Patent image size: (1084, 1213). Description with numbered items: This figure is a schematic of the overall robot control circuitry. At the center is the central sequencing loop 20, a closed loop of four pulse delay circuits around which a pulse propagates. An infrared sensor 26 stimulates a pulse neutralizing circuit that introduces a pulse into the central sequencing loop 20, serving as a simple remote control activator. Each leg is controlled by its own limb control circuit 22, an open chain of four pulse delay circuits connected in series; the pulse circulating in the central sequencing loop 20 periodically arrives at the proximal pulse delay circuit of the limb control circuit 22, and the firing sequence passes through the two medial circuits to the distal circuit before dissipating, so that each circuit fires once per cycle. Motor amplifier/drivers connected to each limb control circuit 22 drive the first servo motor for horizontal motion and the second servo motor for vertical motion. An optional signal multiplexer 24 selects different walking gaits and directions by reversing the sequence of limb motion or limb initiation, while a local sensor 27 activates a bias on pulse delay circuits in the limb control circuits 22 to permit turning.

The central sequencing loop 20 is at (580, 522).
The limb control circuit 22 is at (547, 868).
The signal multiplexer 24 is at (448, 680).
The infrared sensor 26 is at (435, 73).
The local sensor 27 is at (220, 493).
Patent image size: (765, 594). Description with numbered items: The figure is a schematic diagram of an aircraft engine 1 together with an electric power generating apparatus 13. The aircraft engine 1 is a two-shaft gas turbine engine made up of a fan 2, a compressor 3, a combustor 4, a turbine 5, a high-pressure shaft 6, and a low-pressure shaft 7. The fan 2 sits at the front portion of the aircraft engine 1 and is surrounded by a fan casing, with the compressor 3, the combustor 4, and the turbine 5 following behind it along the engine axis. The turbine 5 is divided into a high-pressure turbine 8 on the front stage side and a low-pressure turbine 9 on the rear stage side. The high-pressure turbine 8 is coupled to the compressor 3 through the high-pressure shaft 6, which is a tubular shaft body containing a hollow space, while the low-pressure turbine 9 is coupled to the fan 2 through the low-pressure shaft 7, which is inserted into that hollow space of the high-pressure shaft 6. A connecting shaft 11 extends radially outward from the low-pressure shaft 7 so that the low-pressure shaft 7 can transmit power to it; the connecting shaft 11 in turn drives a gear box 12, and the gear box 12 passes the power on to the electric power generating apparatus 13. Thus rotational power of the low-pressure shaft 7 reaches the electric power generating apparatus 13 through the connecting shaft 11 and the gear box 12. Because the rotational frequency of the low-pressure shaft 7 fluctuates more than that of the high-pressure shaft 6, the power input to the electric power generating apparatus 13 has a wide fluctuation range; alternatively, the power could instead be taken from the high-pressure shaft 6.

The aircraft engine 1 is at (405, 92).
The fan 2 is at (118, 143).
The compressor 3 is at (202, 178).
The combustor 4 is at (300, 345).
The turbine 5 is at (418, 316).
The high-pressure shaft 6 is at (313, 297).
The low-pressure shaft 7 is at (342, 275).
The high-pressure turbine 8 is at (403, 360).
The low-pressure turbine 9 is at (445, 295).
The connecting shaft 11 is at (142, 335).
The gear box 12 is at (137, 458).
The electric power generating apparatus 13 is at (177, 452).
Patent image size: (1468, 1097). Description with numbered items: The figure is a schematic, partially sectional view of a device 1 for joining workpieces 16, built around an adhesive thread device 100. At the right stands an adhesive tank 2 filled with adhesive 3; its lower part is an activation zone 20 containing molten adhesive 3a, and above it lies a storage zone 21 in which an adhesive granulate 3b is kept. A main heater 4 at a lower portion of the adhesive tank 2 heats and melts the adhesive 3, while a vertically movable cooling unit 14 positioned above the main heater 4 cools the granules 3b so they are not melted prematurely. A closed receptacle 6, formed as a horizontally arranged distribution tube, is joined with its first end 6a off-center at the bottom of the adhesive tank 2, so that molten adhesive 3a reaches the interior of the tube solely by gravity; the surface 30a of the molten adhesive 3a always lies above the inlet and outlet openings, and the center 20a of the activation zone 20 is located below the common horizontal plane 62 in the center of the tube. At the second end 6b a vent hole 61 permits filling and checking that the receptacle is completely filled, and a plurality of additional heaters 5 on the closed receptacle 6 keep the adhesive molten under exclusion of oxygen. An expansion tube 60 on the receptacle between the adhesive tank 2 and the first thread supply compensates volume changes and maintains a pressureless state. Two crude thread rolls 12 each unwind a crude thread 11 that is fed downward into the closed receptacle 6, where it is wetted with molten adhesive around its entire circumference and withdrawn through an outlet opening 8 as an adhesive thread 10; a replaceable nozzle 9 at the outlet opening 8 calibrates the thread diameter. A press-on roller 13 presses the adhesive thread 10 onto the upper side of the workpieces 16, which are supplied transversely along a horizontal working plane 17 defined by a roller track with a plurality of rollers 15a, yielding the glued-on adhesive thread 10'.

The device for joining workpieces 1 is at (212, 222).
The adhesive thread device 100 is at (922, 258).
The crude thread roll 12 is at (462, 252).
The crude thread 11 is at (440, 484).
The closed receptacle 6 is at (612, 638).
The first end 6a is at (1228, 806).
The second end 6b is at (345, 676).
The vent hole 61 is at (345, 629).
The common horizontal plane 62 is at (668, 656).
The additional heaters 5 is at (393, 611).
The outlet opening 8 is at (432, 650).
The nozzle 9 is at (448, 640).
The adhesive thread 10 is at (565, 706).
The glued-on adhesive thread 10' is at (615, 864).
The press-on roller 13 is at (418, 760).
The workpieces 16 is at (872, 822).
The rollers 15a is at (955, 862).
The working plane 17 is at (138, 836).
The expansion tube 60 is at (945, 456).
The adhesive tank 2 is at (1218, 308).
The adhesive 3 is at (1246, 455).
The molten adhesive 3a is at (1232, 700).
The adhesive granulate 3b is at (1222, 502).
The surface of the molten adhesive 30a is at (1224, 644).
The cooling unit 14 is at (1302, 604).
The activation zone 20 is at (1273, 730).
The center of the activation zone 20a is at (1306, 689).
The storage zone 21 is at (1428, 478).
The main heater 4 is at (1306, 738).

* _WHAT TO PRODUCE_:
Output every nonblank line of the listing above as a Markdown table with a Row column holding the row number and a Line column holding the line itself. Leave out the blank lines.

* _ANSWER TO THE PROBLEM_:
| Row | Line |
|---|---|
| 1 | Patent image size: (1084, 1213). Description with numbered items: This figure is a schematic of the overall robot control circuitry. At the center is the central sequencing loop 20, a closed loop of four pulse delay circuits around which a pulse propagates. An infrared sensor 26 stimulates a pulse neutralizing circuit that introduces a pulse into the central sequencing loop 20, serving as a simple remote control activator. Each leg is controlled by its own limb control circuit 22, an open chain of four pulse delay circuits connected in series; the pulse circulating in the central sequencing loop 20 periodically arrives at the proximal pulse delay circuit of the limb control circuit 22, and the firing sequence passes through the two medial circuits to the distal circuit before dissipating, so that each circuit fires once per cycle. Motor amplifier/drivers connected to each limb control circuit 22 drive the first servo motor for horizontal motion and the second servo motor for vertical motion. An optional signal multiplexer 24 selects different walking gaits and directions by reversing the sequence of limb motion or limb initiation, while a local sensor 27 activates a bias on pulse delay circuits in the limb control circuits 22 to permit turning. |
| 2 | The central sequencing loop 20 is at (580, 522). |
| 3 | The limb control circuit 22 is at (547, 868). |
| 4 | The signal multiplexer 24 is at (448, 680). |
| 5 | The infrared sensor 26 is at (435, 73). |
| 6 | The local sensor 27 is at (220, 493). |
| 7 | Patent image size: (765, 594). Description with numbered items: The figure is a schematic diagram of an aircraft engine 1 together with an electric power generating apparatus 13. The aircraft engine 1 is a two-shaft gas turbine engine made up of a fan 2, a compressor 3, a combustor 4, a turbine 5, a high-pressure shaft 6, and a low-pressure shaft 7. The fan 2 sits at the front portion of the aircraft engine 1 and is surrounded by a fan casing, with the compressor 3, the combustor 4, and the turbine 5 following behind it along the engine axis. The turbine 5 is divided into a high-pressure turbine 8 on the front stage side and a low-pressure turbine 9 on the rear stage side. The high-pressure turbine 8 is coupled to the compressor 3 through the high-pressure shaft 6, which is a tubular shaft body containing a hollow space, while the low-pressure turbine 9 is coupled to the fan 2 through the low-pressure shaft 7, which is inserted into that hollow space of the high-pressure shaft 6. A connecting shaft 11 extends radially outward from the low-pressure shaft 7 so that the low-pressure shaft 7 can transmit power to it; the connecting shaft 11 in turn drives a gear box 12, and the gear box 12 passes the power on to the electric power generating apparatus 13. Thus rotational power of the low-pressure shaft 7 reaches the electric power generating apparatus 13 through the connecting shaft 11 and the gear box 12. Because the rotational frequency of the low-pressure shaft 7 fluctuates more than that of the high-pressure shaft 6, the power input to the electric power generating apparatus 13 has a wide fluctuation range; alternatively, the power could instead be taken from the high-pressure shaft 6. |
| 8 | The aircraft engine 1 is at (405, 92). |
| 9 | The fan 2 is at (118, 143). |
| 10 | The compressor 3 is at (202, 178). |
| 11 | The combustor 4 is at (300, 345). |
| 12 | The turbine 5 is at (418, 316). |
| 13 | The high-pressure shaft 6 is at (313, 297). |
| 14 | The low-pressure shaft 7 is at (342, 275). |
| 15 | The high-pressure turbine 8 is at (403, 360). |
| 16 | The low-pressure turbine 9 is at (445, 295). |
| 17 | The connecting shaft 11 is at (142, 335). |
| 18 | The gear box 12 is at (137, 458). |
| 19 | The electric power generating apparatus 13 is at (177, 452). |
| 20 | Patent image size: (1468, 1097). Description with numbered items: The figure is a schematic, partially sectional view of a device 1 for joining workpieces 16, built around an adhesive thread device 100. At the right stands an adhesive tank 2 filled with adhesive 3; its lower part is an activation zone 20 containing molten adhesive 3a, and above it lies a storage zone 21 in which an adhesive granulate 3b is kept. A main heater 4 at a lower portion of the adhesive tank 2 heats and melts the adhesive 3, while a vertically movable cooling unit 14 positioned above the main heater 4 cools the granules 3b so they are not melted prematurely. A closed receptacle 6, formed as a horizontally arranged distribution tube, is joined with its first end 6a off-center at the bottom of the adhesive tank 2, so that molten adhesive 3a reaches the interior of the tube solely by gravity; the surface 30a of the molten adhesive 3a always lies above the inlet and outlet openings, and the center 20a of the activation zone 20 is located below the common horizontal plane 62 in the center of the tube. At the second end 6b a vent hole 61 permits filling and checking that the receptacle is completely filled, and a plurality of additional heaters 5 on the closed receptacle 6 keep the adhesive molten under exclusion of oxygen. An expansion tube 60 on the receptacle between the adhesive tank 2 and the first thread supply compensates volume changes and maintains a pressureless state. Two crude thread rolls 12 each unwind a crude thread 11 that is fed downward into the closed receptacle 6, where it is wetted with molten adhesive around its entire circumference and withdrawn through an outlet opening 8 as an adhesive thread 10; a replaceable nozzle 9 at the outlet opening 8 calibrates the thread diameter. A press-on roller 13 presses the adhesive thread 10 onto the upper side of the workpieces 16, which are supplied transversely along a horizontal working plane 17 defined by a roller track with a plurality of rollers 15a, yielding the glued-on adhesive thread 10'. |
| 21 | The device for joining workpieces 1 is at (212, 222). |
| 22 | The adhesive thread device 100 is at (922, 258). |
| 23 | The crude thread roll 12 is at (462, 252). |
| 24 | The crude thread 11 is at (440, 484). |
| 25 | The closed receptacle 6 is at (612, 638). |
| 26 | The first end 6a is at (1228, 806). |
| 27 | The second end 6b is at (345, 676). |
| 28 | The vent hole 61 is at (345, 629). |
| 29 | The common horizontal plane 62 is at (668, 656). |
| 30 | The additional heaters 5 is at (393, 611). |
| 31 | The outlet opening 8 is at (432, 650). |
| 32 | The nozzle 9 is at (448, 640). |
| 33 | The adhesive thread 10 is at (565, 706). |
| 34 | The glued-on adhesive thread 10' is at (615, 864). |
| 35 | The press-on roller 13 is at (418, 760). |
| 36 | The workpieces 16 is at (872, 822). |
| 37 | The rollers 15a is at (955, 862). |
| 38 | The working plane 17 is at (138, 836). |
| 39 | The expansion tube 60 is at (945, 456). |
| 40 | The adhesive tank 2 is at (1218, 308). |
| 41 | The adhesive 3 is at (1246, 455). |
| 42 | The molten adhesive 3a is at (1232, 700). |
| 43 | The adhesive granulate 3b is at (1222, 502). |
| 44 | The surface of the molten adhesive 30a is at (1224, 644). |
| 45 | The cooling unit 14 is at (1302, 604). |
| 46 | The activation zone 20 is at (1273, 730). |
| 47 | The center of the activation zone 20a is at (1306, 689). |
| 48 | The storage zone 21 is at (1428, 478). |
| 49 | The main heater 4 is at (1306, 738). |